(Entries from a dataset)
• • • • •
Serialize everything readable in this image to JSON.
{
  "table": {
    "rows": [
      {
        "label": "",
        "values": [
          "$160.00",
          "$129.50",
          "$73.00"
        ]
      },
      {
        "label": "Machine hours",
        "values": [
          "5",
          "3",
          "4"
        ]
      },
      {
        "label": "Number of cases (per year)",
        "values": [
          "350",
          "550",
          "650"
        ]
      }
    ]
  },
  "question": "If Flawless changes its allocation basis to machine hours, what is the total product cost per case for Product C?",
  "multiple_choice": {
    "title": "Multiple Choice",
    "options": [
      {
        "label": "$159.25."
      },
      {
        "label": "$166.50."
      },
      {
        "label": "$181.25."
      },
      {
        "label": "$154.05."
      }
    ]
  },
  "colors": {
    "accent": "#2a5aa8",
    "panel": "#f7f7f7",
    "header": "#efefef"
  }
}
• • • • •
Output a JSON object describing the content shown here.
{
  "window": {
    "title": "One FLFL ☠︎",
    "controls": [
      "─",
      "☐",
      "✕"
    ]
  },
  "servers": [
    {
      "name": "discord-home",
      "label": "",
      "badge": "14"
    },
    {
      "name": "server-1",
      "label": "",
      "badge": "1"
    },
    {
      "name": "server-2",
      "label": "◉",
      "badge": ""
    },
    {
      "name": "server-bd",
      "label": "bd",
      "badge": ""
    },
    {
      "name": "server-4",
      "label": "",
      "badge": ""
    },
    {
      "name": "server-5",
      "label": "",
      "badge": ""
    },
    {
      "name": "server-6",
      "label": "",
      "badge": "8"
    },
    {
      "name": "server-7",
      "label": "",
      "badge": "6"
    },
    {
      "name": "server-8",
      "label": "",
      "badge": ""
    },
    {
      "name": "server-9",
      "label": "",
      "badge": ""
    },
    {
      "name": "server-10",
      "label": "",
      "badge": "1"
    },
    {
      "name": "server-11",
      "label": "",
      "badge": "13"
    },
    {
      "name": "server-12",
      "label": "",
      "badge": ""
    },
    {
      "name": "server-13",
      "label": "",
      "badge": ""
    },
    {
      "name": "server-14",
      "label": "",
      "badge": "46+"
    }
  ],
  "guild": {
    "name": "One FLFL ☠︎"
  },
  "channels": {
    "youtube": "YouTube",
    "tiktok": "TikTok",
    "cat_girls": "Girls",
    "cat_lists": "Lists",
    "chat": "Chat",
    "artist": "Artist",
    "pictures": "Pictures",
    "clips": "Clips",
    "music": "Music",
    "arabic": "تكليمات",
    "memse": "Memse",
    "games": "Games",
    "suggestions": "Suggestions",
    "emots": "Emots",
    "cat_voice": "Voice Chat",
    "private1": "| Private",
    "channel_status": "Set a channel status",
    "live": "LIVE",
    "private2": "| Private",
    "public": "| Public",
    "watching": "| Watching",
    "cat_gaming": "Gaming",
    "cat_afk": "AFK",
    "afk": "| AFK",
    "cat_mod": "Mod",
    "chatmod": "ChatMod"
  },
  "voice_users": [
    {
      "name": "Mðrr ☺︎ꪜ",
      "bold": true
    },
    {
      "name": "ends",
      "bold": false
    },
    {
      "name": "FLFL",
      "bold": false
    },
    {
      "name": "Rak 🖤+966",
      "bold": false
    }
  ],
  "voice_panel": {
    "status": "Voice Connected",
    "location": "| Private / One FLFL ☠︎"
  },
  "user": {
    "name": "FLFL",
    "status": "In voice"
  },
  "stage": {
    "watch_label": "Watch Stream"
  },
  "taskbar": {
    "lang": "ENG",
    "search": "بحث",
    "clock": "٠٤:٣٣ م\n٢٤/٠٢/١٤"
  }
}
• • • • •
REQUIRED WORK: Say how many lines in the records above hold "title", and give no other text.

RESULT OF THIS TASK: 2